■ DIRECTIONS FOR THIS TASK ■
Turn every line of the records below into a Markdown table with two columns, "No." for the row number and "Text" for the line. Skip blank lines and leave the pictures out.

==== INPUT ROWS

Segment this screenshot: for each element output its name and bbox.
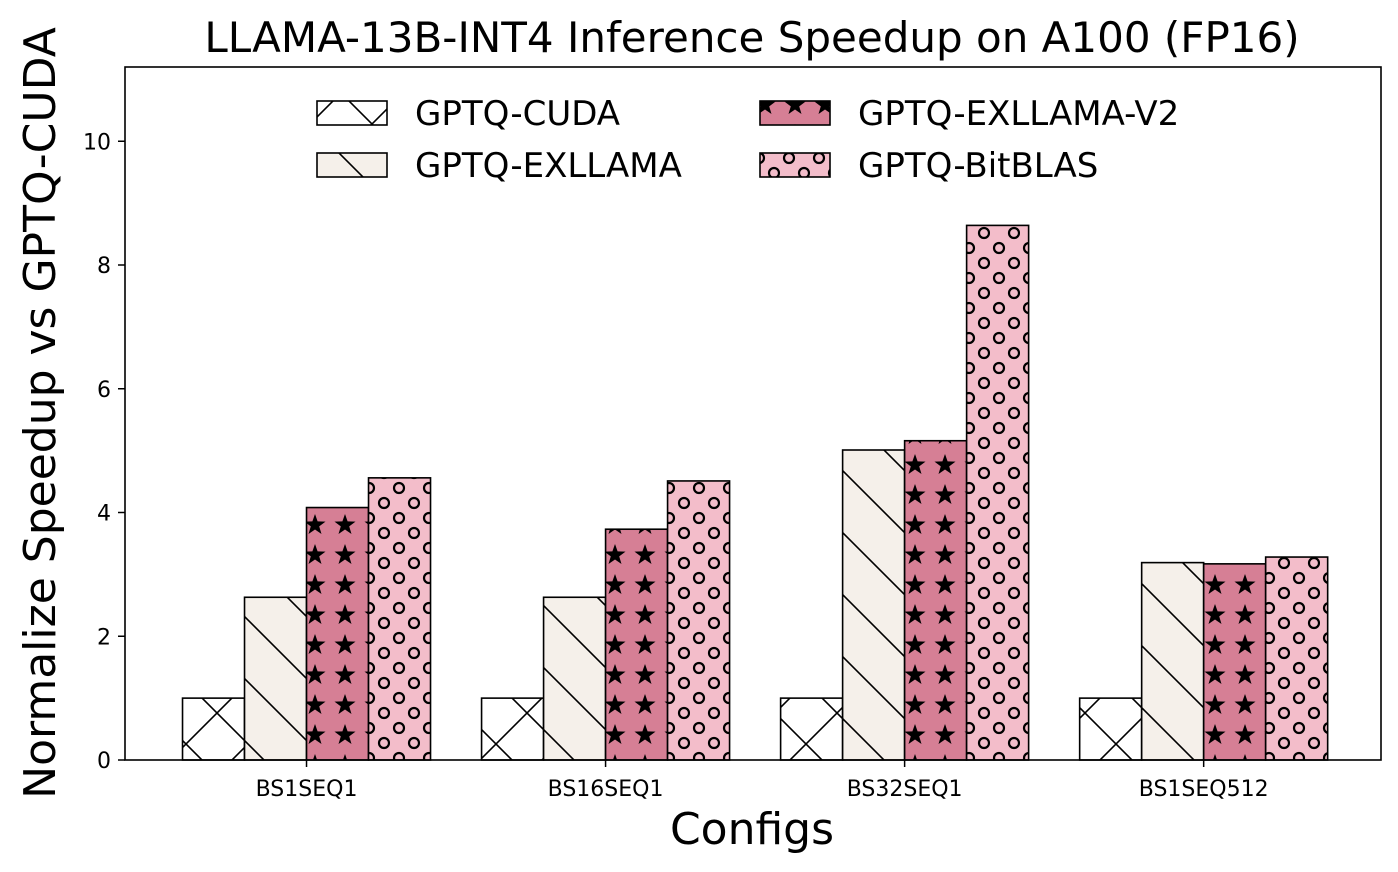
y-axis-label: Normalize Speedup vs GPTQ-CUDA bbox=[15, 27, 66, 799]
legend-item-gptq-cuda: GPTQ-CUDA bbox=[316, 94, 620, 134]
y-tick-label: 10 bbox=[83, 130, 111, 155]
y-tick-label: 4 bbox=[97, 502, 111, 527]
bar-gptq-cuda-bs1seq512 bbox=[1078, 697, 1143, 761]
legend-label: GPTQ-CUDA bbox=[415, 94, 620, 134]
bars-layer bbox=[181, 224, 1329, 761]
chart-title: LLAMA-13B-INT4 Inference Speedup on A100… bbox=[204, 13, 1299, 62]
bar-gptq-bitblas-bs1seq1 bbox=[367, 477, 432, 761]
legend-item-gptq-bitblas: GPTQ-BitBLAS bbox=[759, 146, 1098, 186]
bar-gptq-exllama-bs16seq1 bbox=[542, 596, 607, 761]
legend-label: GPTQ-BitBLAS bbox=[858, 146, 1098, 186]
bar-gptq-bitblas-bs1seq512 bbox=[1264, 556, 1329, 761]
bar-gptq-exllama-bs1seq512 bbox=[1140, 561, 1205, 761]
bar-gptq-exllama-bs1seq1 bbox=[243, 596, 308, 761]
x-tick-label-bs1seq512: BS1SEQ512 bbox=[1139, 777, 1269, 802]
axes-layer: 0 2 4 6 8 10 BS1SEQ1 BS16SEQ1 BS32SEQ1 BS1SEQ512 bbox=[83, 66, 1382, 802]
bar-gptq-exllama-v2-bs1seq1 bbox=[305, 506, 370, 761]
bar-gptq-cuda-bs1seq1 bbox=[181, 697, 246, 761]
x-tick-label-bs1seq1: BS1SEQ1 bbox=[256, 777, 358, 802]
y-tick-label: 2 bbox=[97, 625, 111, 650]
y-tick-label: 6 bbox=[97, 378, 111, 403]
plot-frame bbox=[124, 66, 1382, 761]
y-tick-label: 8 bbox=[97, 254, 111, 279]
x-tick-label-bs32seq1: BS32SEQ1 bbox=[847, 777, 963, 802]
bar-gptq-exllama-v2-bs16seq1 bbox=[604, 528, 669, 761]
bar-gptq-bitblas-bs32seq1 bbox=[965, 224, 1030, 761]
y-tick-label: 0 bbox=[97, 749, 111, 774]
legend-label: GPTQ-EXLLAMA bbox=[415, 146, 682, 186]
legend-label: GPTQ-EXLLAMA-V2 bbox=[858, 94, 1179, 134]
bar-gptq-exllama-v2-bs1seq512 bbox=[1202, 563, 1267, 761]
x-tick-label-bs16seq1: BS16SEQ1 bbox=[548, 777, 664, 802]
legend-item-gptq-exllama: GPTQ-EXLLAMA bbox=[316, 146, 682, 186]
bar-gptq-bitblas-bs16seq1 bbox=[666, 480, 731, 761]
bar-gptq-exllama-bs32seq1 bbox=[841, 449, 906, 761]
bar-gptq-exllama-v2-bs32seq1 bbox=[903, 439, 968, 761]
legend: GPTQ-CUDA GPTQ-EXLLAMA GPTQ-EXLLAMA-V2 GPTQ… bbox=[316, 94, 1179, 186]
legend-item-gptq-exllama-v2: GPTQ-EXLLAMA-V2 bbox=[759, 94, 1179, 134]
bar-gptq-cuda-bs16seq1 bbox=[480, 697, 545, 761]
bar-gptq-cuda-bs32seq1 bbox=[779, 697, 844, 761]
x-axis-label: Configs bbox=[670, 804, 834, 855]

========

■ ANSWER IN FULL ■
| No. | Text |
|---|---|
| 1 | Segment this screenshot: for each element output its name and bbox. |
| 2 | y-axis-label: Normalize Speedup vs GPTQ-CUDA bbox=[15, 27, 66, 799] |
| 3 | legend-item-gptq-cuda: GPTQ-CUDA bbox=[316, 94, 620, 134] |
| 4 | y-tick-label: 10 bbox=[83, 130, 111, 155] |
| 5 | y-tick-label: 4 bbox=[97, 502, 111, 527] |
| 6 | bar-gptq-cuda-bs1seq512 bbox=[1078, 697, 1143, 761] |
| 7 | legend-label: GPTQ-CUDA bbox=[415, 94, 620, 134] |
| 8 | bars-layer bbox=[181, 224, 1329, 761] |
| 9 | chart-title: LLAMA-13B-INT4 Inference Speedup on A100… bbox=[204, 13, 1299, 62] |
| 10 | bar-gptq-bitblas-bs1seq1 bbox=[367, 477, 432, 761] |
| 11 | legend-item-gptq-bitblas: GPTQ-BitBLAS bbox=[759, 146, 1098, 186] |
| 12 | bar-gptq-exllama-bs16seq1 bbox=[542, 596, 607, 761] |
| 13 | legend-label: GPTQ-BitBLAS bbox=[858, 146, 1098, 186] |
| 14 | bar-gptq-bitblas-bs1seq512 bbox=[1264, 556, 1329, 761] |
| 15 | bar-gptq-exllama-bs1seq512 bbox=[1140, 561, 1205, 761] |
| 16 | bar-gptq-exllama-bs1seq1 bbox=[243, 596, 308, 761] |
| 17 | x-tick-label-bs1seq512: BS1SEQ512 bbox=[1139, 777, 1269, 802] |
| 18 | axes-layer: 0 2 4 6 8 10 BS1SEQ1 BS16SEQ1 BS32SEQ1 BS1SEQ512 bbox=[83, 66, 1382, 802] |
| 19 | bar-gptq-exllama-v2-bs1seq1 bbox=[305, 506, 370, 761] |
| 20 | bar-gptq-cuda-bs1seq1 bbox=[181, 697, 246, 761] |
| 21 | x-tick-label-bs1seq1: BS1SEQ1 bbox=[256, 777, 358, 802] |
| 22 | y-tick-label: 2 bbox=[97, 625, 111, 650] |
| 23 | y-tick-label: 6 bbox=[97, 378, 111, 403] |
| 24 | plot-frame bbox=[124, 66, 1382, 761] |
| 25 | y-tick-label: 8 bbox=[97, 254, 111, 279] |
| 26 | x-tick-label-bs32seq1: BS32SEQ1 bbox=[847, 777, 963, 802] |
| 27 | bar-gptq-exllama-v2-bs16seq1 bbox=[604, 528, 669, 761] |
| 28 | bar-gptq-bitblas-bs32seq1 bbox=[965, 224, 1030, 761] |
| 29 | y-tick-label: 0 bbox=[97, 749, 111, 774] |
| 30 | legend-label: GPTQ-EXLLAMA bbox=[415, 146, 682, 186] |
| 31 | legend-label: GPTQ-EXLLAMA-V2 bbox=[858, 94, 1179, 134] |
| 32 | bar-gptq-exllama-v2-bs1seq512 bbox=[1202, 563, 1267, 761] |
| 33 | x-tick-label-bs16seq1: BS16SEQ1 bbox=[548, 777, 664, 802] |
| 34 | legend-item-gptq-exllama: GPTQ-EXLLAMA bbox=[316, 146, 682, 186] |
| 35 | bar-gptq-bitblas-bs16seq1 bbox=[666, 480, 731, 761] |
| 36 | bar-gptq-exllama-bs32seq1 bbox=[841, 449, 906, 761] |
| 37 | bar-gptq-exllama-v2-bs32seq1 bbox=[903, 439, 968, 761] |
| 38 | legend: GPTQ-CUDA GPTQ-EXLLAMA GPTQ-EXLLAMA-V2 GPTQ… bbox=[316, 94, 1179, 186] |
| 39 | legend-item-gptq-exllama-v2: GPTQ-EXLLAMA-V2 bbox=[759, 94, 1179, 134] |
| 40 | bar-gptq-cuda-bs16seq1 bbox=[480, 697, 545, 761] |
| 41 | bar-gptq-cuda-bs32seq1 bbox=[779, 697, 844, 761] |
| 42 | x-axis-label: Configs bbox=[670, 804, 834, 855] |